* **Provided data**
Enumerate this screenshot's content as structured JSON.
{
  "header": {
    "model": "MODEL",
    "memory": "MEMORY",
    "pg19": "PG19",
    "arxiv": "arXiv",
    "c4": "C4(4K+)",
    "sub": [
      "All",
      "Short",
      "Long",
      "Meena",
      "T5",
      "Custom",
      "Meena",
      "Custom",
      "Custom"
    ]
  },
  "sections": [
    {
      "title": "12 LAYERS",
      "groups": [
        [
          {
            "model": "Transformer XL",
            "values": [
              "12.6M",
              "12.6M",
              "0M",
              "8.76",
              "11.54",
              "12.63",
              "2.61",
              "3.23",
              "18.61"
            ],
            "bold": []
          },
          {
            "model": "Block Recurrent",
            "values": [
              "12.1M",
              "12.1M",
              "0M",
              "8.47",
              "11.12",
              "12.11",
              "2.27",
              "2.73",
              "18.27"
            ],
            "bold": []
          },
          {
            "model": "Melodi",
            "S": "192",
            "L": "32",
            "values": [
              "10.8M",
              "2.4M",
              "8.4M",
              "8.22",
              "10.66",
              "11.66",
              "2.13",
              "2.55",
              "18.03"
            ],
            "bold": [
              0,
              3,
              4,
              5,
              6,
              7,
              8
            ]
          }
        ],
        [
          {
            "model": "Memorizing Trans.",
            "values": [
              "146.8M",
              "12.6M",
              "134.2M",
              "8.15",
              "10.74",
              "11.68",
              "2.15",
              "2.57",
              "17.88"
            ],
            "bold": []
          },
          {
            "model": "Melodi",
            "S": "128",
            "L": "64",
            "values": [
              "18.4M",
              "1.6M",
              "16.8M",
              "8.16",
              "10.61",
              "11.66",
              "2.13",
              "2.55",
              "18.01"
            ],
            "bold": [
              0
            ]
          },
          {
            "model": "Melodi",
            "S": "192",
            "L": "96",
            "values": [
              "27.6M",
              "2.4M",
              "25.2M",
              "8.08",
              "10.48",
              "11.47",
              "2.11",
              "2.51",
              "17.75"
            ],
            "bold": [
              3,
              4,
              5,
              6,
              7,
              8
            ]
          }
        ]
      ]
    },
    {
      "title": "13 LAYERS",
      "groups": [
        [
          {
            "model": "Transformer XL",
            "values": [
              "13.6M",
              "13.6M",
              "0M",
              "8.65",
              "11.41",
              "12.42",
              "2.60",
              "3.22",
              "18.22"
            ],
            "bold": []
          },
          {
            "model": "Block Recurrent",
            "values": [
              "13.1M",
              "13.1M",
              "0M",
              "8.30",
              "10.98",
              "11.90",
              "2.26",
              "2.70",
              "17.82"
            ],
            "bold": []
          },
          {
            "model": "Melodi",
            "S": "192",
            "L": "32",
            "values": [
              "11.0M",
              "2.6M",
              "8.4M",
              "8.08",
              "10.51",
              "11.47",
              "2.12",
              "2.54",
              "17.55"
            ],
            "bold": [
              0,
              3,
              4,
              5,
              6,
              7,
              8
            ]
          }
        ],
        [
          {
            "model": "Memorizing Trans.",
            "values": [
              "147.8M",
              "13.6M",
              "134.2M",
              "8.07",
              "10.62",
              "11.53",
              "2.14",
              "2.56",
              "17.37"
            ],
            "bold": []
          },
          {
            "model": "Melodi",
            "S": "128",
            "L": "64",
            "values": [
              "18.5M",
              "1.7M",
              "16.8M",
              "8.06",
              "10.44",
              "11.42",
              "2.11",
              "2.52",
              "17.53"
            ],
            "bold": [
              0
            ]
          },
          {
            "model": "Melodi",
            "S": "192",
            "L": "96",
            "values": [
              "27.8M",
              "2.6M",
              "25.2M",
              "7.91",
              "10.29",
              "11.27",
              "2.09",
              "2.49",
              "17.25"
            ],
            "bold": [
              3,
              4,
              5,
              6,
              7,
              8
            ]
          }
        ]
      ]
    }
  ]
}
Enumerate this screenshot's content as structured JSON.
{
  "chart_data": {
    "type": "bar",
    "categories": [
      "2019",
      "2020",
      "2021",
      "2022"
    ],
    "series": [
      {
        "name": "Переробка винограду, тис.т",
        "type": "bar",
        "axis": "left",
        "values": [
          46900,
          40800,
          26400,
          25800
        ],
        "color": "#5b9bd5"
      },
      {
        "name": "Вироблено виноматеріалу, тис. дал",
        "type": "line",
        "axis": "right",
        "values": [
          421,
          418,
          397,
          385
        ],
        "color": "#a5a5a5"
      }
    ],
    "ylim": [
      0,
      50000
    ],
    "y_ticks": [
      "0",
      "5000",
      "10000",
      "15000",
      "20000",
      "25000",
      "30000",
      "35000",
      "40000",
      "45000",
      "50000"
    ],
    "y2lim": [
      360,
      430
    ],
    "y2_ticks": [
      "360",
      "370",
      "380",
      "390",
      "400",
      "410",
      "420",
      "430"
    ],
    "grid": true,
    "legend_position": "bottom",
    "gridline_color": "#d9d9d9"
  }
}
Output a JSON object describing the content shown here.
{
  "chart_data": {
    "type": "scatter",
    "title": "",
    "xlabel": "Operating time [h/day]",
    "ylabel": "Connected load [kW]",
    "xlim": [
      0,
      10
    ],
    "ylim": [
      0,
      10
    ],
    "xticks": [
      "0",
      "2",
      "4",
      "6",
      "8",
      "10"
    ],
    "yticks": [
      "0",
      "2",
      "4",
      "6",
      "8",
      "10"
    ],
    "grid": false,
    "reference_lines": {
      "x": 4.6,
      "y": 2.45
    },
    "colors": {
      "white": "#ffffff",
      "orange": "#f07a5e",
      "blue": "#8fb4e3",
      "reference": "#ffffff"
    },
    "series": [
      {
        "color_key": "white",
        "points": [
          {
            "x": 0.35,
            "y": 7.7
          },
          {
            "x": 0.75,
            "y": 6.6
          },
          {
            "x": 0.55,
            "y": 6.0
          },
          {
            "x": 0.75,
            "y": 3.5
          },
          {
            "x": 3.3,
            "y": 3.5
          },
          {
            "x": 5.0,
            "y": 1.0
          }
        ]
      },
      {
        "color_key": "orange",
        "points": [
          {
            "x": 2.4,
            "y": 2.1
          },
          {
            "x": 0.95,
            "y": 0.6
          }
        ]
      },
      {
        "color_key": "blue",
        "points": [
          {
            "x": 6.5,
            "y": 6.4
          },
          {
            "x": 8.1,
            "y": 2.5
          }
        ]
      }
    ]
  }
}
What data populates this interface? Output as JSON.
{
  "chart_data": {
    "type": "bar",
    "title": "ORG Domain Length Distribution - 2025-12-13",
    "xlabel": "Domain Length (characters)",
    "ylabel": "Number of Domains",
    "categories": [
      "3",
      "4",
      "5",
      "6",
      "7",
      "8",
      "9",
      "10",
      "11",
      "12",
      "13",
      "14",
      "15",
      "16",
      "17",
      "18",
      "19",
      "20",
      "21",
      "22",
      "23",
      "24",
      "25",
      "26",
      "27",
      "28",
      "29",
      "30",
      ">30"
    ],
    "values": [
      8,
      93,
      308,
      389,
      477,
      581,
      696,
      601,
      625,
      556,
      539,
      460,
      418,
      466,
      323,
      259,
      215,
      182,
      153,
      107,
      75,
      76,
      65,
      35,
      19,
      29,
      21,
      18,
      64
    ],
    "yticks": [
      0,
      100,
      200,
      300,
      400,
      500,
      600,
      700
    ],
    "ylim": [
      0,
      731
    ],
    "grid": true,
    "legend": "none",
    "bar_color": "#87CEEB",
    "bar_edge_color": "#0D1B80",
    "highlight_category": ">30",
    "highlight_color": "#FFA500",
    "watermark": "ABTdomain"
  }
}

* **Do this**
All of the data needs to be reproduced exactly, with no line missing.

* **Full solution**
Enumerate this screenshot's content as structured JSON.
{
  "header": {
    "model": "MODEL",
    "memory": "MEMORY",
    "pg19": "PG19",
    "arxiv": "arXiv",
    "c4": "C4(4K+)",
    "sub": [
      "All",
      "Short",
      "Long",
      "Meena",
      "T5",
      "Custom",
      "Meena",
      "Custom",
      "Custom"
    ]
  },
  "sections": [
    {
      "title": "12 LAYERS",
      "groups": [
        [
          {
            "model": "Transformer XL",
            "values": [
              "12.6M",
              "12.6M",
              "0M",
              "8.76",
              "11.54",
              "12.63",
              "2.61",
              "3.23",
              "18.61"
            ],
            "bold": []
          },
          {
            "model": "Block Recurrent",
            "values": [
              "12.1M",
              "12.1M",
              "0M",
              "8.47",
              "11.12",
              "12.11",
              "2.27",
              "2.73",
              "18.27"
            ],
            "bold": []
          },
          {
            "model": "Melodi",
            "S": "192",
            "L": "32",
            "values": [
              "10.8M",
              "2.4M",
              "8.4M",
              "8.22",
              "10.66",
              "11.66",
              "2.13",
              "2.55",
              "18.03"
            ],
            "bold": [
              0,
              3,
              4,
              5,
              6,
              7,
              8
            ]
          }
        ],
        [
          {
            "model": "Memorizing Trans.",
            "values": [
              "146.8M",
              "12.6M",
              "134.2M",
              "8.15",
              "10.74",
              "11.68",
              "2.15",
              "2.57",
              "17.88"
            ],
            "bold": []
          },
          {
            "model": "Melodi",
            "S": "128",
            "L": "64",
            "values": [
              "18.4M",
              "1.6M",
              "16.8M",
              "8.16",
              "10.61",
              "11.66",
              "2.13",
              "2.55",
              "18.01"
            ],
            "bold": [
              0
            ]
          },
          {
            "model": "Melodi",
            "S": "192",
            "L": "96",
            "values": [
              "27.6M",
              "2.4M",
              "25.2M",
              "8.08",
              "10.48",
              "11.47",
              "2.11",
              "2.51",
              "17.75"
            ],
            "bold": [
              3,
              4,
              5,
              6,
              7,
              8
            ]
          }
        ]
      ]
    },
    {
      "title": "13 LAYERS",
      "groups": [
        [
          {
            "model": "Transformer XL",
            "values": [
              "13.6M",
              "13.6M",
              "0M",
              "8.65",
              "11.41",
              "12.42",
              "2.60",
              "3.22",
              "18.22"
            ],
            "bold": []
          },
          {
            "model": "Block Recurrent",
            "values": [
              "13.1M",
              "13.1M",
              "0M",
              "8.30",
              "10.98",
              "11.90",
              "2.26",
              "2.70",
              "17.82"
            ],
            "bold": []
          },
          {
            "model": "Melodi",
            "S": "192",
            "L": "32",
            "values": [
              "11.0M",
              "2.6M",
              "8.4M",
              "8.08",
              "10.51",
              "11.47",
              "2.12",
              "2.54",
              "17.55"
            ],
            "bold": [
              0,
              3,
              4,
              5,
              6,
              7,
              8
            ]
          }
        ],
        [
          {
            "model": "Memorizing Trans.",
            "values": [
              "147.8M",
              "13.6M",
              "134.2M",
              "8.07",
              "10.62",
              "11.53",
              "2.14",
              "2.56",
              "17.37"
            ],
            "bold": []
          },
          {
            "model": "Melodi",
            "S": "128",
            "L": "64",
            "values": [
              "18.5M",
              "1.7M",
              "16.8M",
              "8.06",
              "10.44",
              "11.42",
              "2.11",
              "2.52",
              "17.53"
            ],
            "bold": [
              0
            ]
          },
          {
            "model": "Melodi",
            "S": "192",
            "L": "96",
            "values": [
              "27.8M",
              "2.6M",
              "25.2M",
              "7.91",
              "10.29",
              "11.27",
              "2.09",
              "2.49",
              "17.25"
            ],
            "bold": [
              3,
              4,
              5,
              6,
              7,
              8
            ]
          }
        ]
      ]
    }
  ]
}
Enumerate this screenshot's content as structured JSON.
{
  "chart_data": {
    "type": "bar",
    "categories": [
      "2019",
      "2020",
      "2021",
      "2022"
    ],
    "series": [
      {
        "name": "Переробка винограду, тис.т",
        "type": "bar",
        "axis": "left",
        "values": [
          46900,
          40800,
          26400,
          25800
        ],
        "color": "#5b9bd5"
      },
      {
        "name": "Вироблено виноматеріалу, тис. дал",
        "type": "line",
        "axis": "right",
        "values": [
          421,
          418,
          397,
          385
        ],
        "color": "#a5a5a5"
      }
    ],
    "ylim": [
      0,
      50000
    ],
    "y_ticks": [
      "0",
      "5000",
      "10000",
      "15000",
      "20000",
      "25000",
      "30000",
      "35000",
      "40000",
      "45000",
      "50000"
    ],
    "y2lim": [
      360,
      430
    ],
    "y2_ticks": [
      "360",
      "370",
      "380",
      "390",
      "400",
      "410",
      "420",
      "430"
    ],
    "grid": true,
    "legend_position": "bottom",
    "gridline_color": "#d9d9d9"
  }
}
Output a JSON object describing the content shown here.
{
  "chart_data": {
    "type": "scatter",
    "title": "",
    "xlabel": "Operating time [h/day]",
    "ylabel": "Connected load [kW]",
    "xlim": [
      0,
      10
    ],
    "ylim": [
      0,
      10
    ],
    "xticks": [
      "0",
      "2",
      "4",
      "6",
      "8",
      "10"
    ],
    "yticks": [
      "0",
      "2",
      "4",
      "6",
      "8",
      "10"
    ],
    "grid": false,
    "reference_lines": {
      "x": 4.6,
      "y": 2.45
    },
    "colors": {
      "white": "#ffffff",
      "orange": "#f07a5e",
      "blue": "#8fb4e3",
      "reference": "#ffffff"
    },
    "series": [
      {
        "color_key": "white",
        "points": [
          {
            "x": 0.35,
            "y": 7.7
          },
          {
            "x": 0.75,
            "y": 6.6
          },
          {
            "x": 0.55,
            "y": 6.0
          },
          {
            "x": 0.75,
            "y": 3.5
          },
          {
            "x": 3.3,
            "y": 3.5
          },
          {
            "x": 5.0,
            "y": 1.0
          }
        ]
      },
      {
        "color_key": "orange",
        "points": [
          {
            "x": 2.4,
            "y": 2.1
          },
          {
            "x": 0.95,
            "y": 0.6
          }
        ]
      },
      {
        "color_key": "blue",
        "points": [
          {
            "x": 6.5,
            "y": 6.4
          },
          {
            "x": 8.1,
            "y": 2.5
          }
        ]
      }
    ]
  }
}
What data populates this interface? Output as JSON.
{
  "chart_data": {
    "type": "bar",
    "title": "ORG Domain Length Distribution - 2025-12-13",
    "xlabel": "Domain Length (characters)",
    "ylabel": "Number of Domains",
    "categories": [
      "3",
      "4",
      "5",
      "6",
      "7",
      "8",
      "9",
      "10",
      "11",
      "12",
      "13",
      "14",
      "15",
      "16",
      "17",
      "18",
      "19",
      "20",
      "21",
      "22",
      "23",
      "24",
      "25",
      "26",
      "27",
      "28",
      "29",
      "30",
      ">30"
    ],
    "values": [
      8,
      93,
      308,
      389,
      477,
      581,
      696,
      601,
      625,
      556,
      539,
      460,
      418,
      466,
      323,
      259,
      215,
      182,
      153,
      107,
      75,
      76,
      65,
      35,
      19,
      29,
      21,
      18,
      64
    ],
    "yticks": [
      0,
      100,
      200,
      300,
      400,
      500,
      600,
      700
    ],
    "ylim": [
      0,
      731
    ],
    "grid": true,
    "legend": "none",
    "bar_color": "#87CEEB",
    "bar_edge_color": "#0D1B80",
    "highlight_category": ">30",
    "highlight_color": "#FFA500",
    "watermark": "ABTdomain"
  }
}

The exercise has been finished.